Every record below should be written out exactly; pictures stay out.
====== Material for this task
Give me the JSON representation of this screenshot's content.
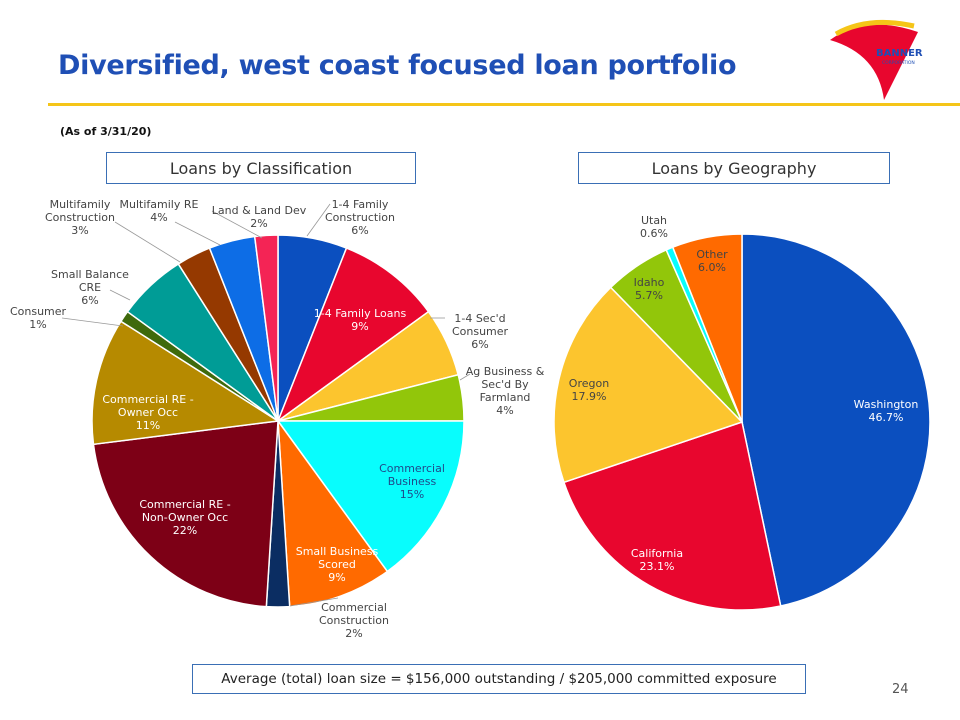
{
  "page": {
    "title": "Diversified, west coast focused loan portfolio",
    "as_of": "(As of 3/31/20)",
    "footer": "Average (total) loan size = $156,000 outstanding / $205,000 committed exposure",
    "page_number": "24",
    "logo_text": "BANNER",
    "logo_subtext": "CORPORATION",
    "rule_color": "#f5c518"
  },
  "chart_data": [
    {
      "type": "pie",
      "title": "Loans by Classification",
      "start_angle": 0,
      "slices": [
        {
          "label": [
            "1-4 Family",
            "Construction",
            "6%"
          ],
          "value": 6,
          "color": "#0b4fbf",
          "text_color": "#444444"
        },
        {
          "label": [
            "1-4 Family Loans",
            "9%"
          ],
          "value": 9,
          "color": "#e8062e",
          "text_color": "#ffffff"
        },
        {
          "label": [
            "1-4 Sec'd",
            "Consumer",
            "6%"
          ],
          "value": 6,
          "color": "#fcc52e",
          "text_color": "#444444"
        },
        {
          "label": [
            "Ag Business &",
            "Sec'd By",
            "Farmland",
            "4%"
          ],
          "value": 4,
          "color": "#92c60a",
          "text_color": "#444444"
        },
        {
          "label": [
            "Commercial",
            "Business",
            "15%"
          ],
          "value": 15,
          "color": "#08fdfd",
          "text_color": "#1f4a8a"
        },
        {
          "label": [
            "Small Business",
            "Scored",
            "9%"
          ],
          "value": 9,
          "color": "#ff6a00",
          "text_color": "#ffffff"
        },
        {
          "label": [
            "Commercial",
            "Construction",
            "2%"
          ],
          "value": 2,
          "color": "#0b2d62",
          "text_color": "#444444"
        },
        {
          "label": [
            "Commercial RE -",
            "Non-Owner Occ",
            "22%"
          ],
          "value": 22,
          "color": "#7d0016",
          "text_color": "#ffffff"
        },
        {
          "label": [
            "Commercial RE -",
            "Owner Occ",
            "11%"
          ],
          "value": 11,
          "color": "#b68a00",
          "text_color": "#ffffff"
        },
        {
          "label": [
            "Consumer",
            "1%"
          ],
          "value": 1,
          "color": "#3f6a0c",
          "text_color": "#444444"
        },
        {
          "label": [
            "Small Balance",
            "CRE",
            "6%"
          ],
          "value": 6,
          "color": "#009c96",
          "text_color": "#444444"
        },
        {
          "label": [
            "Multifamily",
            "Construction",
            "3%"
          ],
          "value": 3,
          "color": "#953900",
          "text_color": "#444444"
        },
        {
          "label": [
            "Multifamily RE",
            "4%"
          ],
          "value": 4,
          "color": "#0d6de6",
          "text_color": "#444444"
        },
        {
          "label": [
            "Land & Land Dev",
            "2%"
          ],
          "value": 2,
          "color": "#f42455",
          "text_color": "#444444"
        }
      ]
    },
    {
      "type": "pie",
      "title": "Loans by Geography",
      "start_angle": 0,
      "slices": [
        {
          "label": [
            "Washington",
            "46.7%"
          ],
          "value": 46.7,
          "color": "#0b4fbf",
          "text_color": "#ffffff"
        },
        {
          "label": [
            "California",
            "23.1%"
          ],
          "value": 23.1,
          "color": "#e8062e",
          "text_color": "#ffffff"
        },
        {
          "label": [
            "Oregon",
            "17.9%"
          ],
          "value": 17.9,
          "color": "#fcc52e",
          "text_color": "#444444"
        },
        {
          "label": [
            "Idaho",
            "5.7%"
          ],
          "value": 5.7,
          "color": "#92c60a",
          "text_color": "#444444"
        },
        {
          "label": [
            "Utah",
            "0.6%"
          ],
          "value": 0.6,
          "color": "#08fdfd",
          "text_color": "#444444"
        },
        {
          "label": [
            "Other",
            "6.0%"
          ],
          "value": 6.0,
          "color": "#ff6a00",
          "text_color": "#444444"
        }
      ]
    }
  ]
}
============
* [Solution to the problem]:
Give me the JSON representation of this screenshot's content.
{
  "page": {
    "title": "Diversified, west coast focused loan portfolio",
    "as_of": "(As of 3/31/20)",
    "footer": "Average (total) loan size = $156,000 outstanding / $205,000 committed exposure",
    "page_number": "24",
    "logo_text": "BANNER",
    "logo_subtext": "CORPORATION",
    "rule_color": "#f5c518"
  },
  "chart_data": [
    {
      "type": "pie",
      "title": "Loans by Classification",
      "start_angle": 0,
      "slices": [
        {
          "label": [
            "1-4 Family",
            "Construction",
            "6%"
          ],
          "value": 6,
          "color": "#0b4fbf",
          "text_color": "#444444"
        },
        {
          "label": [
            "1-4 Family Loans",
            "9%"
          ],
          "value": 9,
          "color": "#e8062e",
          "text_color": "#ffffff"
        },
        {
          "label": [
            "1-4 Sec'd",
            "Consumer",
            "6%"
          ],
          "value": 6,
          "color": "#fcc52e",
          "text_color": "#444444"
        },
        {
          "label": [
            "Ag Business &",
            "Sec'd By",
            "Farmland",
            "4%"
          ],
          "value": 4,
          "color": "#92c60a",
          "text_color": "#444444"
        },
        {
          "label": [
            "Commercial",
            "Business",
            "15%"
          ],
          "value": 15,
          "color": "#08fdfd",
          "text_color": "#1f4a8a"
        },
        {
          "label": [
            "Small Business",
            "Scored",
            "9%"
          ],
          "value": 9,
          "color": "#ff6a00",
          "text_color": "#ffffff"
        },
        {
          "label": [
            "Commercial",
            "Construction",
            "2%"
          ],
          "value": 2,
          "color": "#0b2d62",
          "text_color": "#444444"
        },
        {
          "label": [
            "Commercial RE -",
            "Non-Owner Occ",
            "22%"
          ],
          "value": 22,
          "color": "#7d0016",
          "text_color": "#ffffff"
        },
        {
          "label": [
            "Commercial RE -",
            "Owner Occ",
            "11%"
          ],
          "value": 11,
          "color": "#b68a00",
          "text_color": "#ffffff"
        },
        {
          "label": [
            "Consumer",
            "1%"
          ],
          "value": 1,
          "color": "#3f6a0c",
          "text_color": "#444444"
        },
        {
          "label": [
            "Small Balance",
            "CRE",
            "6%"
          ],
          "value": 6,
          "color": "#009c96",
          "text_color": "#444444"
        },
        {
          "label": [
            "Multifamily",
            "Construction",
            "3%"
          ],
          "value": 3,
          "color": "#953900",
          "text_color": "#444444"
        },
        {
          "label": [
            "Multifamily RE",
            "4%"
          ],
          "value": 4,
          "color": "#0d6de6",
          "text_color": "#444444"
        },
        {
          "label": [
            "Land & Land Dev",
            "2%"
          ],
          "value": 2,
          "color": "#f42455",
          "text_color": "#444444"
        }
      ]
    },
    {
      "type": "pie",
      "title": "Loans by Geography",
      "start_angle": 0,
      "slices": [
        {
          "label": [
            "Washington",
            "46.7%"
          ],
          "value": 46.7,
          "color": "#0b4fbf",
          "text_color": "#ffffff"
        },
        {
          "label": [
            "California",
            "23.1%"
          ],
          "value": 23.1,
          "color": "#e8062e",
          "text_color": "#ffffff"
        },
        {
          "label": [
            "Oregon",
            "17.9%"
          ],
          "value": 17.9,
          "color": "#fcc52e",
          "text_color": "#444444"
        },
        {
          "label": [
            "Idaho",
            "5.7%"
          ],
          "value": 5.7,
          "color": "#92c60a",
          "text_color": "#444444"
        },
        {
          "label": [
            "Utah",
            "0.6%"
          ],
          "value": 0.6,
          "color": "#08fdfd",
          "text_color": "#444444"
        },
        {
          "label": [
            "Other",
            "6.0%"
          ],
          "value": 6.0,
          "color": "#ff6a00",
          "text_color": "#444444"
        }
      ]
    }
  ]
}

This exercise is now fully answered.